Stored data:
◇ ◇ ◇ ◇

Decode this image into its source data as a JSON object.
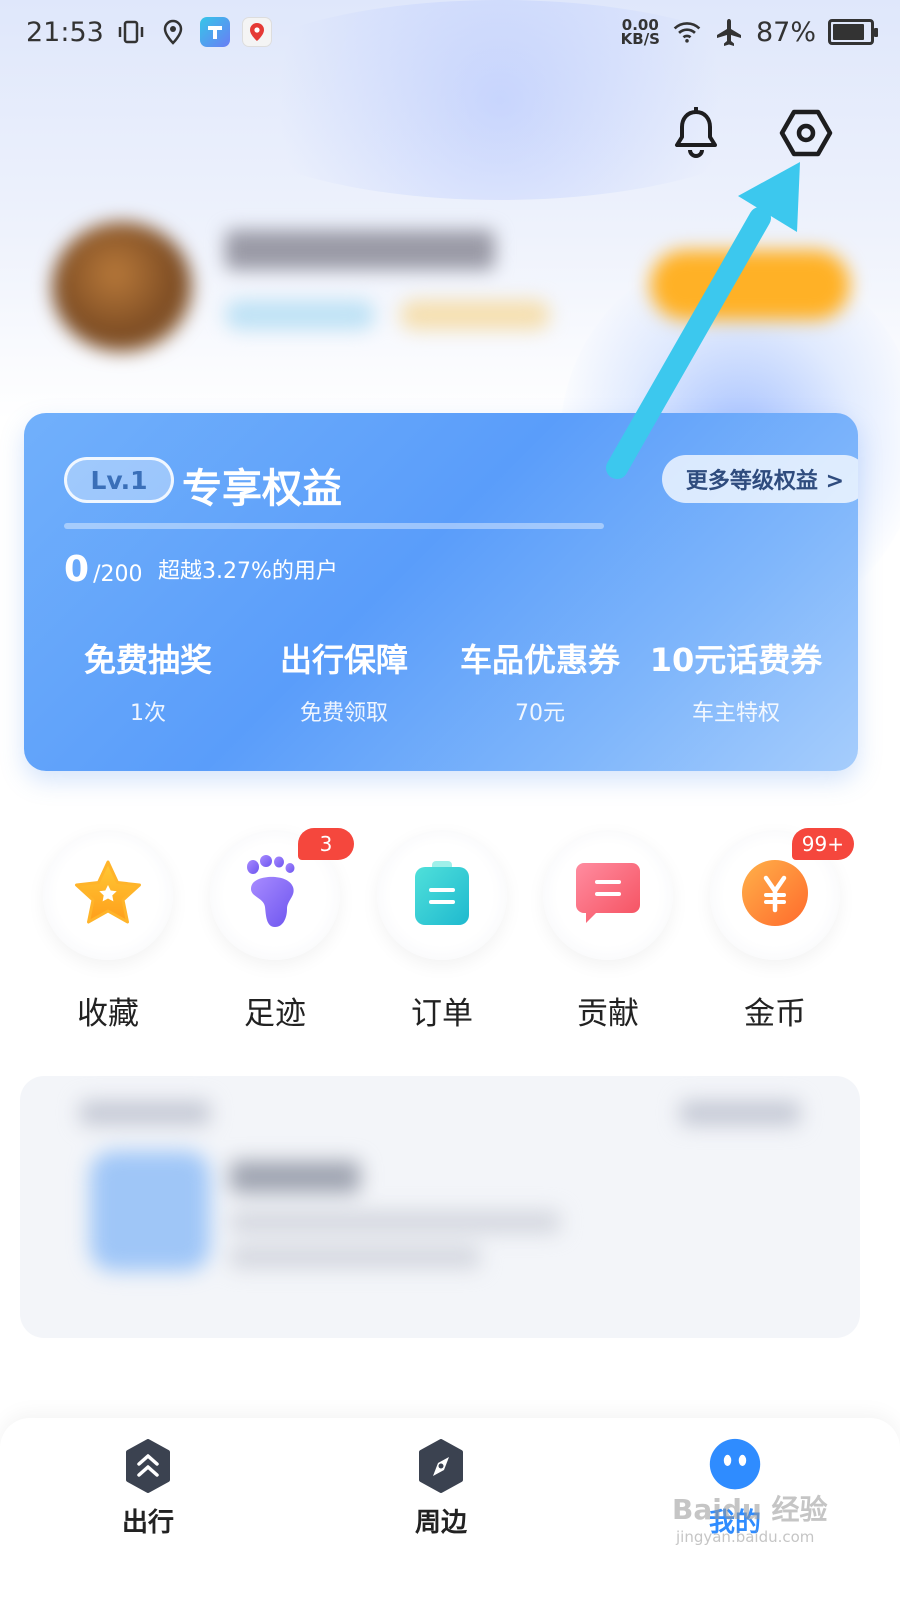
{
  "status_bar": {
    "time": "21:53",
    "net_speed_value": "0.00",
    "net_speed_unit": "KB/S",
    "battery": "87%",
    "battery_level": 0.87
  },
  "header": {
    "notification_icon": "bell-icon",
    "settings_icon": "settings-hexagon-icon"
  },
  "level_card": {
    "level_badge": "Lv.1",
    "title": "专享权益",
    "more_rights": "更多等级权益 >",
    "points_current": "0",
    "points_total": "/200",
    "points_progress": 0,
    "rank_text": "超越3.27%的用户",
    "benefits": [
      {
        "title": "免费抽奖",
        "sub": "1次"
      },
      {
        "title": "出行保障",
        "sub": "免费领取"
      },
      {
        "title": "车品优惠券",
        "sub": "70元"
      },
      {
        "title": "10元话费券",
        "sub": "车主特权"
      }
    ]
  },
  "quick_actions": [
    {
      "label": "收藏",
      "icon": "star-icon",
      "badge": ""
    },
    {
      "label": "足迹",
      "icon": "footprint-icon",
      "badge": "3"
    },
    {
      "label": "订单",
      "icon": "order-icon",
      "badge": ""
    },
    {
      "label": "贡献",
      "icon": "contribution-icon",
      "badge": ""
    },
    {
      "label": "金币",
      "icon": "coin-icon",
      "badge": "99+"
    }
  ],
  "bottom_nav": [
    {
      "label": "出行",
      "icon": "travel-icon"
    },
    {
      "label": "周边",
      "icon": "compass-icon"
    },
    {
      "label": "我的",
      "icon": "mine-icon"
    }
  ],
  "watermark": {
    "text": "Baidu 经验",
    "sub": "jingyan.baidu.com"
  },
  "colors": {
    "accent_blue": "#5a9dfa",
    "badge_red": "#f5473d",
    "arrow_cyan": "#3cc8ee"
  }
}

◇ ◇ ◇ ◇

Restate each of the entries above word for word and skip every image.

Full response:
Decode this image into its source data as a JSON object.
{
  "status_bar": {
    "time": "21:53",
    "net_speed_value": "0.00",
    "net_speed_unit": "KB/S",
    "battery": "87%",
    "battery_level": 0.87
  },
  "header": {
    "notification_icon": "bell-icon",
    "settings_icon": "settings-hexagon-icon"
  },
  "level_card": {
    "level_badge": "Lv.1",
    "title": "专享权益",
    "more_rights": "更多等级权益 >",
    "points_current": "0",
    "points_total": "/200",
    "points_progress": 0,
    "rank_text": "超越3.27%的用户",
    "benefits": [
      {
        "title": "免费抽奖",
        "sub": "1次"
      },
      {
        "title": "出行保障",
        "sub": "免费领取"
      },
      {
        "title": "车品优惠券",
        "sub": "70元"
      },
      {
        "title": "10元话费券",
        "sub": "车主特权"
      }
    ]
  },
  "quick_actions": [
    {
      "label": "收藏",
      "icon": "star-icon",
      "badge": ""
    },
    {
      "label": "足迹",
      "icon": "footprint-icon",
      "badge": "3"
    },
    {
      "label": "订单",
      "icon": "order-icon",
      "badge": ""
    },
    {
      "label": "贡献",
      "icon": "contribution-icon",
      "badge": ""
    },
    {
      "label": "金币",
      "icon": "coin-icon",
      "badge": "99+"
    }
  ],
  "bottom_nav": [
    {
      "label": "出行",
      "icon": "travel-icon"
    },
    {
      "label": "周边",
      "icon": "compass-icon"
    },
    {
      "label": "我的",
      "icon": "mine-icon"
    }
  ],
  "watermark": {
    "text": "Baidu 经验",
    "sub": "jingyan.baidu.com"
  },
  "colors": {
    "accent_blue": "#5a9dfa",
    "badge_red": "#f5473d",
    "arrow_cyan": "#3cc8ee"
  }
}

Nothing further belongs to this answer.